** Start of Dataset **
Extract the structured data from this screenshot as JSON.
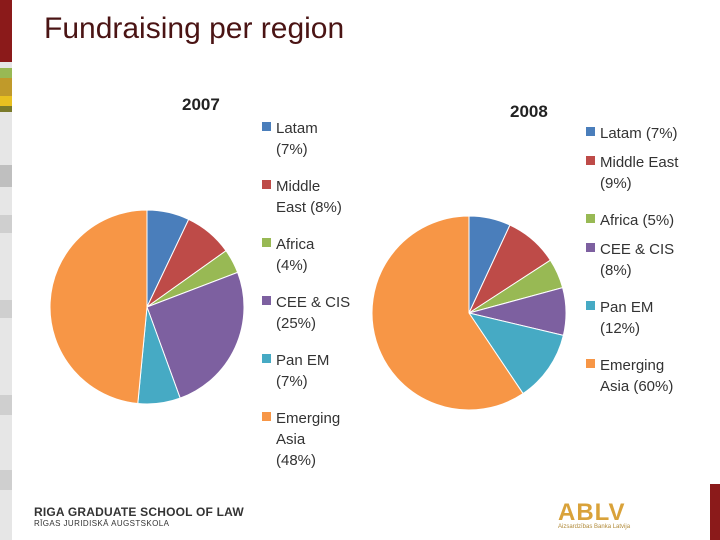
{
  "page": {
    "title": "Fundraising per region",
    "footer_line1": "RIGA GRADUATE SCHOOL OF LAW",
    "footer_line2": "RĪGAS JURIDISKĀ AUGSTSKOLA",
    "logo_text": "ABLV",
    "logo_sub": "Aizsardzības Banka Latvija"
  },
  "chart_data": [
    {
      "type": "pie",
      "title": "2007",
      "slices": [
        {
          "name": "Latam",
          "value": 7,
          "color": "#4a7ebb",
          "legend_lines": [
            "Latam",
            "(7%)"
          ]
        },
        {
          "name": "Middle East",
          "value": 8,
          "color": "#be4b48",
          "legend_lines": [
            "Middle",
            "East (8%)"
          ]
        },
        {
          "name": "Africa",
          "value": 4,
          "color": "#98b954",
          "legend_lines": [
            "Africa",
            "(4%)"
          ]
        },
        {
          "name": "CEE & CIS",
          "value": 25,
          "color": "#7d60a0",
          "legend_lines": [
            "CEE & CIS",
            "(25%)"
          ]
        },
        {
          "name": "Pan EM",
          "value": 7,
          "color": "#46aac4",
          "legend_lines": [
            "Pan EM",
            "(7%)"
          ]
        },
        {
          "name": "Emerging Asia",
          "value": 48,
          "color": "#f79646",
          "legend_lines": [
            "Emerging",
            "Asia",
            "(48%)"
          ]
        }
      ],
      "legend": "right"
    },
    {
      "type": "pie",
      "title": "2008",
      "slices": [
        {
          "name": "Latam",
          "value": 7,
          "color": "#4a7ebb",
          "legend_lines": [
            "Latam (7%)"
          ]
        },
        {
          "name": "Middle East",
          "value": 9,
          "color": "#be4b48",
          "legend_lines": [
            "Middle East",
            "(9%)"
          ]
        },
        {
          "name": "Africa",
          "value": 5,
          "color": "#98b954",
          "legend_lines": [
            "Africa (5%)"
          ]
        },
        {
          "name": "CEE & CIS",
          "value": 8,
          "color": "#7d60a0",
          "legend_lines": [
            "CEE & CIS",
            "(8%)"
          ]
        },
        {
          "name": "Pan EM",
          "value": 12,
          "color": "#46aac4",
          "legend_lines": [
            "Pan EM",
            "(12%)"
          ]
        },
        {
          "name": "Emerging Asia",
          "value": 60,
          "color": "#f79646",
          "legend_lines": [
            "Emerging",
            "Asia (60%)"
          ]
        }
      ],
      "legend": "right"
    }
  ]
}
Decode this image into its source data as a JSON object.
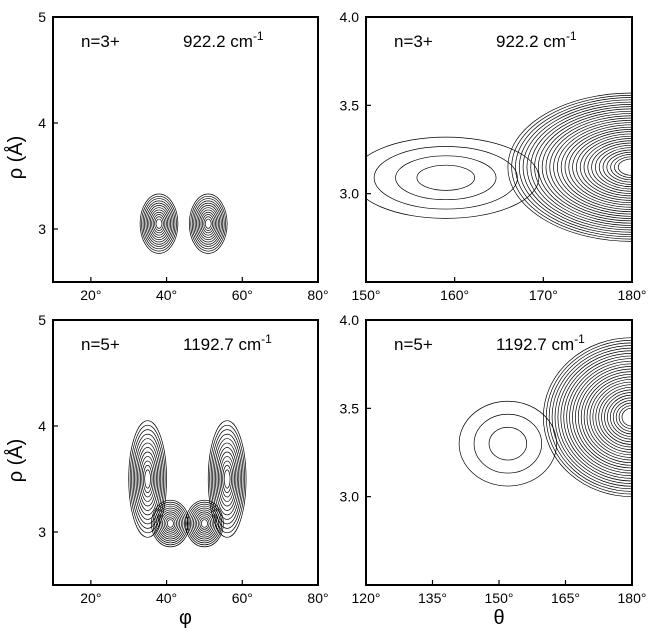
{
  "chart_data": [
    {
      "type": "contour",
      "panel": "top-left",
      "annotation_state": "n=3+",
      "annotation_energy": "922.2 cm",
      "annotation_unit_exp": "-1",
      "xlim": [
        10,
        80
      ],
      "ylim": [
        2.5,
        5
      ],
      "xticks": [
        20,
        40,
        60,
        80
      ],
      "xtick_labels": [
        "20°",
        "40°",
        "60°",
        "80°"
      ],
      "yticks": [
        3,
        4,
        5
      ],
      "ytick_labels": [
        "3",
        "4",
        "5"
      ],
      "ylabel": "ρ (Å)",
      "xlabel": "",
      "peaks": [
        {
          "x": 38,
          "y": 3.05,
          "rx": 5,
          "ry": 0.28,
          "levels": 12
        },
        {
          "x": 51,
          "y": 3.05,
          "rx": 5,
          "ry": 0.28,
          "levels": 12
        }
      ]
    },
    {
      "type": "contour",
      "panel": "top-right",
      "annotation_state": "n=3+",
      "annotation_energy": "922.2 cm",
      "annotation_unit_exp": "-1",
      "xlim": [
        150,
        180
      ],
      "ylim": [
        2.5,
        4.0
      ],
      "xticks": [
        150,
        160,
        170,
        180
      ],
      "xtick_labels": [
        "150°",
        "160°",
        "170°",
        "180°"
      ],
      "yticks": [
        3.0,
        3.5,
        4.0
      ],
      "ytick_labels": [
        "3.0",
        "3.5",
        "4.0"
      ],
      "ylabel": "",
      "xlabel": "",
      "peaks": [
        {
          "x": 159,
          "y": 3.09,
          "rx": 10.5,
          "ry": 0.23,
          "levels": 4
        },
        {
          "x": 180,
          "y": 3.15,
          "rx": 14,
          "ry": 0.42,
          "levels": 30
        }
      ]
    },
    {
      "type": "contour",
      "panel": "bottom-left",
      "annotation_state": "n=5+",
      "annotation_energy": "1192.7 cm",
      "annotation_unit_exp": "-1",
      "xlim": [
        10,
        80
      ],
      "ylim": [
        2.5,
        5
      ],
      "xticks": [
        20,
        40,
        60,
        80
      ],
      "xtick_labels": [
        "20°",
        "40°",
        "60°",
        "80°"
      ],
      "yticks": [
        3,
        4,
        5
      ],
      "ytick_labels": [
        "3",
        "4",
        "5"
      ],
      "ylabel": "ρ (Å)",
      "xlabel": "φ",
      "peaks": [
        {
          "x": 35,
          "y": 3.5,
          "rx": 5,
          "ry": 0.55,
          "levels": 12
        },
        {
          "x": 56,
          "y": 3.5,
          "rx": 5,
          "ry": 0.55,
          "levels": 12
        },
        {
          "x": 41,
          "y": 3.08,
          "rx": 5,
          "ry": 0.22,
          "levels": 11
        },
        {
          "x": 50,
          "y": 3.08,
          "rx": 5,
          "ry": 0.22,
          "levels": 11
        }
      ]
    },
    {
      "type": "contour",
      "panel": "bottom-right",
      "annotation_state": "n=5+",
      "annotation_energy": "1192.7 cm",
      "annotation_unit_exp": "-1",
      "xlim": [
        120,
        180
      ],
      "ylim": [
        2.5,
        4.0
      ],
      "xticks": [
        120,
        135,
        150,
        165,
        180
      ],
      "xtick_labels": [
        "120°",
        "135°",
        "150°",
        "165°",
        "180°"
      ],
      "yticks": [
        3.0,
        3.5,
        4.0
      ],
      "ytick_labels": [
        "3.0",
        "3.5",
        "4.0"
      ],
      "ylabel": "",
      "xlabel": "θ",
      "peaks": [
        {
          "x": 152,
          "y": 3.3,
          "rx": 11,
          "ry": 0.24,
          "levels": 3
        },
        {
          "x": 180,
          "y": 3.45,
          "rx": 20,
          "ry": 0.45,
          "levels": 28
        }
      ]
    }
  ]
}
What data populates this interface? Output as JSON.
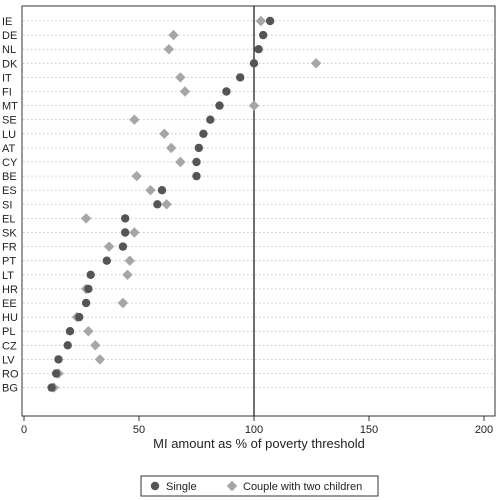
{
  "chart_data": {
    "type": "scatter",
    "orientation": "horizontal-dot-plot",
    "xlabel": "MI amount as % of poverty threshold",
    "ylabel": "",
    "xlim": [
      0,
      200
    ],
    "xticks": [
      0,
      50,
      100,
      150,
      200
    ],
    "reference_line_x": 100,
    "grid": "dotted horizontal lines per category",
    "legend_position": "bottom",
    "categories": [
      "IE",
      "DE",
      "NL",
      "DK",
      "IT",
      "FI",
      "MT",
      "SE",
      "LU",
      "AT",
      "CY",
      "BE",
      "ES",
      "SI",
      "EL",
      "SK",
      "FR",
      "PT",
      "LT",
      "HR",
      "EE",
      "HU",
      "PL",
      "CZ",
      "LV",
      "RO",
      "BG"
    ],
    "series": [
      {
        "name": "Single",
        "marker": "circle",
        "color": "#555555",
        "values": [
          107,
          104,
          102,
          100,
          94,
          88,
          85,
          81,
          78,
          76,
          75,
          75,
          60,
          58,
          44,
          44,
          43,
          36,
          29,
          28,
          27,
          24,
          20,
          19,
          15,
          14,
          12
        ]
      },
      {
        "name": "Couple with two children",
        "marker": "diamond",
        "color": "#a6a6a6",
        "values": [
          103,
          65,
          63,
          127,
          68,
          70,
          100,
          48,
          61,
          64,
          68,
          49,
          55,
          62,
          27,
          48,
          37,
          46,
          45,
          27,
          43,
          23,
          28,
          31,
          33,
          15,
          13
        ]
      }
    ]
  }
}
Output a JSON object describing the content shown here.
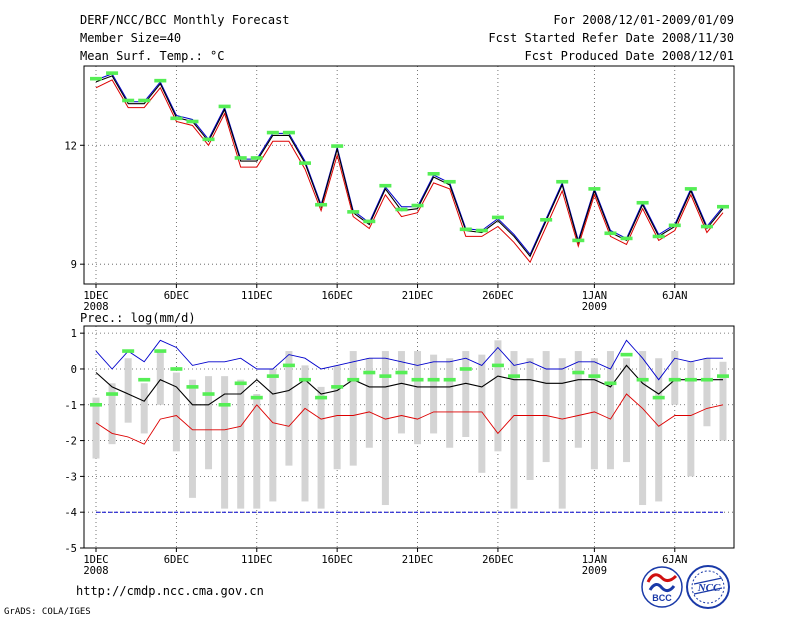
{
  "header": {
    "title": "DERF/NCC/BCC Monthly Forecast",
    "member_size": "Member Size=40",
    "variable": "Mean Surf. Temp.: °C",
    "period": "For 2008/12/01-2009/01/09",
    "started": "Fcst Started Refer Date 2008/11/30",
    "produced": "Fcst Produced Date 2008/12/01"
  },
  "footer": {
    "url": "http://cmdp.ncc.cma.gov.cn",
    "credit": "GrADS: COLA/IGES",
    "logo_bcc": "BCC",
    "logo_ncc": "NCC"
  },
  "colors": {
    "observed": "#55ee55",
    "upper": "#0000cc",
    "lower": "#dd0000",
    "mean": "#000000",
    "box": "#d4d4d4",
    "grid": "#555555"
  },
  "chart_data": [
    {
      "type": "line",
      "title": "Mean Surf. Temp.: °C",
      "x_days": [
        1,
        2,
        3,
        4,
        5,
        6,
        7,
        8,
        9,
        10,
        11,
        12,
        13,
        14,
        15,
        16,
        17,
        18,
        19,
        20,
        21,
        22,
        23,
        24,
        25,
        26,
        27,
        28,
        29,
        30,
        31,
        32,
        33,
        34,
        35,
        36,
        37,
        38,
        39,
        40
      ],
      "xticks": [
        "1DEC",
        "6DEC",
        "11DEC",
        "16DEC",
        "21DEC",
        "26DEC",
        "1JAN",
        "6JAN"
      ],
      "xtick_days": [
        1,
        6,
        11,
        16,
        21,
        26,
        32,
        37
      ],
      "year_labels": [
        {
          "day": 1,
          "label": "2008"
        },
        {
          "day": 32,
          "label": "2009"
        }
      ],
      "yticks": [
        9,
        12
      ],
      "ylim": [
        8.5,
        14.0
      ],
      "series": [
        {
          "name": "upper",
          "values": [
            13.65,
            13.8,
            13.1,
            13.1,
            13.6,
            12.75,
            12.65,
            12.15,
            12.95,
            11.65,
            11.65,
            12.3,
            12.3,
            11.6,
            10.5,
            11.95,
            10.35,
            10.05,
            10.95,
            10.45,
            10.45,
            11.25,
            11.05,
            9.9,
            9.85,
            10.15,
            9.75,
            9.25,
            10.15,
            11.05,
            9.6,
            10.9,
            9.85,
            9.65,
            10.55,
            9.75,
            10.0,
            10.9,
            9.95,
            10.45
          ]
        },
        {
          "name": "mean",
          "values": [
            13.6,
            13.75,
            13.05,
            13.05,
            13.55,
            12.7,
            12.6,
            12.1,
            12.9,
            11.6,
            11.6,
            12.25,
            12.25,
            11.55,
            10.45,
            11.9,
            10.3,
            10.0,
            10.9,
            10.35,
            10.4,
            11.2,
            11.0,
            9.85,
            9.8,
            10.1,
            9.7,
            9.2,
            10.1,
            11.0,
            9.55,
            10.85,
            9.8,
            9.6,
            10.5,
            9.7,
            9.95,
            10.85,
            9.9,
            10.4
          ]
        },
        {
          "name": "lower",
          "values": [
            13.45,
            13.65,
            12.95,
            12.95,
            13.45,
            12.6,
            12.5,
            12.0,
            12.8,
            11.45,
            11.45,
            12.1,
            12.1,
            11.4,
            10.35,
            11.75,
            10.2,
            9.9,
            10.75,
            10.2,
            10.3,
            11.05,
            10.9,
            9.7,
            9.7,
            9.95,
            9.55,
            9.05,
            9.95,
            10.85,
            9.45,
            10.75,
            9.7,
            9.5,
            10.4,
            9.6,
            9.85,
            10.75,
            9.8,
            10.3
          ]
        },
        {
          "name": "observed",
          "values": [
            13.68,
            13.82,
            13.13,
            13.13,
            13.63,
            12.68,
            12.6,
            12.15,
            12.98,
            11.68,
            11.68,
            12.32,
            12.32,
            11.55,
            10.5,
            11.98,
            10.32,
            10.08,
            10.98,
            10.38,
            10.48,
            11.28,
            11.08,
            9.88,
            9.85,
            10.18,
            null,
            null,
            10.12,
            11.08,
            9.6,
            10.9,
            9.78,
            9.65,
            10.55,
            9.7,
            9.98,
            10.9,
            9.95,
            10.45
          ]
        }
      ]
    },
    {
      "type": "box",
      "title": "Prec.: log(mm/d)",
      "x_days": [
        1,
        2,
        3,
        4,
        5,
        6,
        7,
        8,
        9,
        10,
        11,
        12,
        13,
        14,
        15,
        16,
        17,
        18,
        19,
        20,
        21,
        22,
        23,
        24,
        25,
        26,
        27,
        28,
        29,
        30,
        31,
        32,
        33,
        34,
        35,
        36,
        37,
        38,
        39,
        40
      ],
      "xticks": [
        "1DEC",
        "6DEC",
        "11DEC",
        "16DEC",
        "21DEC",
        "26DEC",
        "1JAN",
        "6JAN"
      ],
      "xtick_days": [
        1,
        6,
        11,
        16,
        21,
        26,
        32,
        37
      ],
      "year_labels": [
        {
          "day": 1,
          "label": "2008"
        },
        {
          "day": 32,
          "label": "2009"
        }
      ],
      "yticks": [
        1,
        0,
        -1,
        -2,
        -3,
        -4,
        -5
      ],
      "ylim": [
        -5,
        1.2
      ],
      "box_range": {
        "top": [
          -0.8,
          -0.4,
          0.3,
          -0.4,
          0.5,
          -0.1,
          -0.3,
          -0.2,
          -0.2,
          -0.3,
          -0.7,
          0.0,
          0.5,
          0.1,
          -0.5,
          0.1,
          0.5,
          0.3,
          0.5,
          0.5,
          0.5,
          0.4,
          0.3,
          0.5,
          0.4,
          0.8,
          0.5,
          0.3,
          0.5,
          0.3,
          0.5,
          0.3,
          0.5,
          0.3,
          0.5,
          0.3,
          0.5,
          0.2,
          0.3,
          0.2
        ],
        "bottom": [
          -2.5,
          -2.1,
          -1.5,
          -1.8,
          -1.0,
          -2.3,
          -3.6,
          -2.8,
          -3.9,
          -3.9,
          -3.9,
          -3.7,
          -2.7,
          -3.7,
          -3.9,
          -2.8,
          -2.7,
          -2.2,
          -3.8,
          -1.8,
          -2.1,
          -1.8,
          -2.2,
          -1.9,
          -2.9,
          -2.3,
          -3.9,
          -3.1,
          -2.6,
          -3.9,
          -2.2,
          -2.8,
          -2.8,
          -2.6,
          -3.8,
          -3.7,
          -1.0,
          -3.0,
          -1.6,
          -2.0
        ]
      },
      "series": [
        {
          "name": "upper",
          "values": [
            0.5,
            0.0,
            0.5,
            0.2,
            0.8,
            0.6,
            0.1,
            0.2,
            0.2,
            0.3,
            0.0,
            0.0,
            0.4,
            0.3,
            0.0,
            0.1,
            0.2,
            0.3,
            0.3,
            0.2,
            0.1,
            0.2,
            0.2,
            0.3,
            0.1,
            0.6,
            0.1,
            0.2,
            0.0,
            0.0,
            0.2,
            0.2,
            0.0,
            0.8,
            0.3,
            -0.3,
            0.3,
            0.2,
            0.3,
            0.3
          ]
        },
        {
          "name": "mean",
          "values": [
            -0.1,
            -0.5,
            -0.7,
            -0.9,
            -0.3,
            -0.5,
            -1.0,
            -1.0,
            -0.7,
            -0.7,
            -0.3,
            -0.7,
            -0.6,
            -0.3,
            -0.7,
            -0.6,
            -0.3,
            -0.5,
            -0.5,
            -0.4,
            -0.5,
            -0.5,
            -0.5,
            -0.4,
            -0.5,
            -0.2,
            -0.3,
            -0.3,
            -0.4,
            -0.4,
            -0.3,
            -0.3,
            -0.5,
            0.1,
            -0.4,
            -0.7,
            -0.3,
            -0.3,
            -0.3,
            -0.3
          ]
        },
        {
          "name": "lower",
          "values": [
            -1.5,
            -1.8,
            -1.9,
            -2.1,
            -1.4,
            -1.3,
            -1.7,
            -1.7,
            -1.7,
            -1.6,
            -1.0,
            -1.5,
            -1.6,
            -1.1,
            -1.4,
            -1.3,
            -1.3,
            -1.2,
            -1.4,
            -1.3,
            -1.4,
            -1.2,
            -1.2,
            -1.2,
            -1.2,
            -1.8,
            -1.3,
            -1.3,
            -1.3,
            -1.4,
            -1.3,
            -1.2,
            -1.4,
            -0.7,
            -1.1,
            -1.6,
            -1.3,
            -1.3,
            -1.1,
            -1.0
          ]
        },
        {
          "name": "observed",
          "values": [
            -1.0,
            -0.7,
            0.5,
            -0.3,
            0.5,
            0.0,
            -0.5,
            -0.7,
            -1.0,
            -0.4,
            -0.8,
            -0.2,
            0.1,
            -0.3,
            -0.8,
            -0.5,
            -0.3,
            -0.1,
            -0.2,
            -0.1,
            -0.3,
            -0.3,
            -0.3,
            0.0,
            null,
            0.1,
            -0.2,
            null,
            null,
            null,
            -0.1,
            -0.2,
            -0.4,
            0.4,
            -0.3,
            -0.8,
            -0.3,
            -0.3,
            -0.3,
            -0.2
          ]
        },
        {
          "name": "climatology",
          "values": [
            -4,
            -4,
            -4,
            -4,
            -4,
            -4,
            -4,
            -4,
            -4,
            -4,
            -4,
            -4,
            -4,
            -4,
            -4,
            -4,
            -4,
            -4,
            -4,
            -4,
            -4,
            -4,
            -4,
            -4,
            -4,
            -4,
            -4,
            -4,
            -4,
            -4,
            -4,
            -4,
            -4,
            -4,
            -4,
            -4,
            -4,
            -4,
            -4,
            -4
          ]
        }
      ]
    }
  ]
}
** End of Dataset **
- [What is asked]:
For each line of the entries that includes "Temp", show that line.

- [Output]:
    "variable": "Mean Surf. Temp.: °C",
      "title": "Mean Surf. Temp.: °C",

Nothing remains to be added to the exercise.